Data excerpts:

----------------

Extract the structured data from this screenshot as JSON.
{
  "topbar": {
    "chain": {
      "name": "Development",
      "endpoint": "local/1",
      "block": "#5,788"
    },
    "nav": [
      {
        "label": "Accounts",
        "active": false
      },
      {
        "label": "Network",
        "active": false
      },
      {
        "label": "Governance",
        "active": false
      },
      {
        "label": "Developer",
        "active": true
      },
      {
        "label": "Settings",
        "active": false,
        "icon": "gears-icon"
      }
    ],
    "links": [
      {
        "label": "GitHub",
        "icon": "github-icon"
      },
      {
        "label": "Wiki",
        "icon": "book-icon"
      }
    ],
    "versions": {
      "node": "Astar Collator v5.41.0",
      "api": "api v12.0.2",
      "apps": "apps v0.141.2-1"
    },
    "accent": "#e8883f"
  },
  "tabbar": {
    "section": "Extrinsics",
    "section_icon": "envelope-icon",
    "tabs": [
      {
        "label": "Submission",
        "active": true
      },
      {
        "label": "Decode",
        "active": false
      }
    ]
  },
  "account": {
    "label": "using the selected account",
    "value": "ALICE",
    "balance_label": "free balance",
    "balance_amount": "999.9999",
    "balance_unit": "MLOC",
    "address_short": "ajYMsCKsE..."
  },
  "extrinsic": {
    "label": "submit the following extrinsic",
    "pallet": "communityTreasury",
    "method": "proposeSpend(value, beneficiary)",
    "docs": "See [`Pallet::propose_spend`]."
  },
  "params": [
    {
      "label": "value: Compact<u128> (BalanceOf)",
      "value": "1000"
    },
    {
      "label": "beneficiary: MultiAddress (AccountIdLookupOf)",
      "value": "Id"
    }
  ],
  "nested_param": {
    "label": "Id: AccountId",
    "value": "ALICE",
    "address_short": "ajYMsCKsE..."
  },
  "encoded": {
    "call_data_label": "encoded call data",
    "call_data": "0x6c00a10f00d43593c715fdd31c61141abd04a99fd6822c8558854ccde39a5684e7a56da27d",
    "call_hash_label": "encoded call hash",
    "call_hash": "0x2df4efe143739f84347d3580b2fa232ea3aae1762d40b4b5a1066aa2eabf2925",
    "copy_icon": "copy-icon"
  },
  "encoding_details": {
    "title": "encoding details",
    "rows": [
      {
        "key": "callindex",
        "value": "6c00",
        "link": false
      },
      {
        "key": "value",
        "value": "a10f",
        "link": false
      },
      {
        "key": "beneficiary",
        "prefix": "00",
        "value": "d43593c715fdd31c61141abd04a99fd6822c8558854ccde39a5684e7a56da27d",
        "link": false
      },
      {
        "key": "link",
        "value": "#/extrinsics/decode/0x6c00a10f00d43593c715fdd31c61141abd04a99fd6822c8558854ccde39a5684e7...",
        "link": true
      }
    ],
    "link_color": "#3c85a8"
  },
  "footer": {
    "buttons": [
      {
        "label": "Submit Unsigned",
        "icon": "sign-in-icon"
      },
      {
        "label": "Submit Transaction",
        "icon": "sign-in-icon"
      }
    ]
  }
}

----------------

Lines containing the string "value" are to be selected and copied.

    "value": "ALICE",
    "method": "proposeSpend(value, beneficiary)",
      "label": "value: Compact<u128> (BalanceOf)",
      "value": "1000"
      "value": "Id"
    "value": "ALICE",
        "value": "6c00",
        "key": "value",
        "value": "a10f",
        "value": "d43593c715fdd31c61141abd04a99fd6822c8558854ccde39a5684e7a56da27d",
        "value": "#/extrinsics/decode/0x6c00a10f00d43593c715fdd31c61141abd04a99fd6822c8558854ccde39a5684e7...",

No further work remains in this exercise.